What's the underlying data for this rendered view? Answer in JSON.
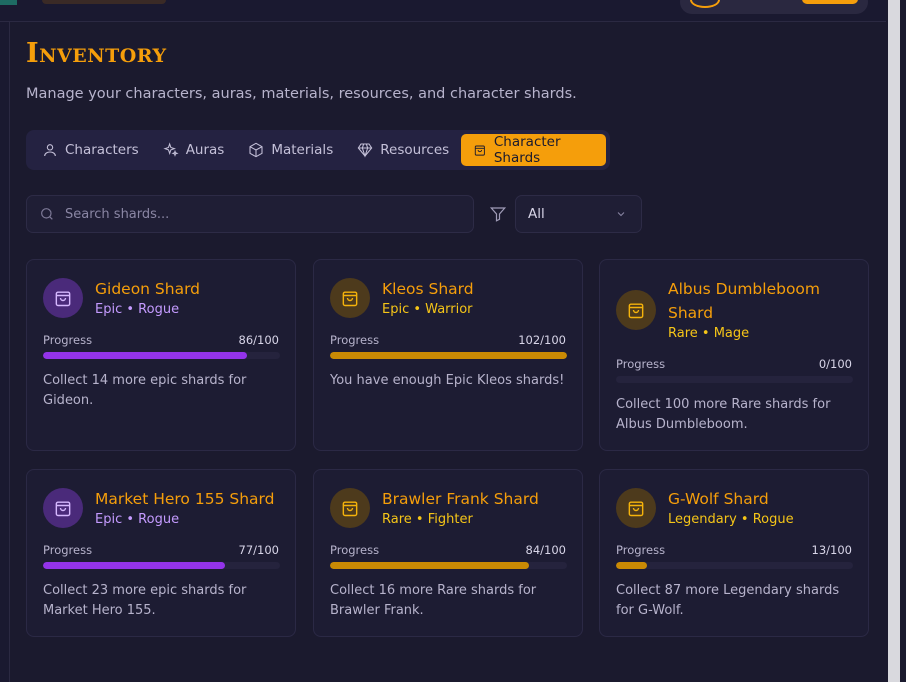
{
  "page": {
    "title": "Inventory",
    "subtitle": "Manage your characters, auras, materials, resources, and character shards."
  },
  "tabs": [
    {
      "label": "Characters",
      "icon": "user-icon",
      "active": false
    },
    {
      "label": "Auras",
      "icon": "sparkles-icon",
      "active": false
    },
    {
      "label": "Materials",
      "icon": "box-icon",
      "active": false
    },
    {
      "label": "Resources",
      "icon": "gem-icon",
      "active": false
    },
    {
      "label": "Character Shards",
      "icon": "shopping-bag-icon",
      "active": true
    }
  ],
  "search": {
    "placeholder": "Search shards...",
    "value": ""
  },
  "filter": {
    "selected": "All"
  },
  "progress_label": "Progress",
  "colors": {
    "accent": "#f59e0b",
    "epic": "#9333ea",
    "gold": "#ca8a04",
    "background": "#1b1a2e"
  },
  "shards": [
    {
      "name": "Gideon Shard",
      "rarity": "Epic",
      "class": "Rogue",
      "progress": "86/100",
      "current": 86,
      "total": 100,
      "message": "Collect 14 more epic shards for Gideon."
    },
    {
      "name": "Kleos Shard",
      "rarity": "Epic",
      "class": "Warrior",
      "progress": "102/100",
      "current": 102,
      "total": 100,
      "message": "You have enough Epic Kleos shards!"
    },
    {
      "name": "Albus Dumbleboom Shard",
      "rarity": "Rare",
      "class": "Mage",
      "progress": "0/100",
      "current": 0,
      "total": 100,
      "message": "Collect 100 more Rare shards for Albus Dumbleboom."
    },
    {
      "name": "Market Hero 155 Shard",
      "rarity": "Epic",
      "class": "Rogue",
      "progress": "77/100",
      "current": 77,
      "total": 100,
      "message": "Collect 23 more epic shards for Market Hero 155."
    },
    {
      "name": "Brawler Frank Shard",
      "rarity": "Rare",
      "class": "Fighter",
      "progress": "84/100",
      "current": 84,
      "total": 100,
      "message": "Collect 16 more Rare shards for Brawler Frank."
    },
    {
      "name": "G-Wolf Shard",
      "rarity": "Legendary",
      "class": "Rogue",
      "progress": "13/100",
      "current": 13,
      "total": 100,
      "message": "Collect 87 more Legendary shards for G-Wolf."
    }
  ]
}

(WHAT IS NEEDED): The answer is the number of lines in the preceding material that hold "Rare"; write that number and nothing else.

(FINISHED EXERCISE): 4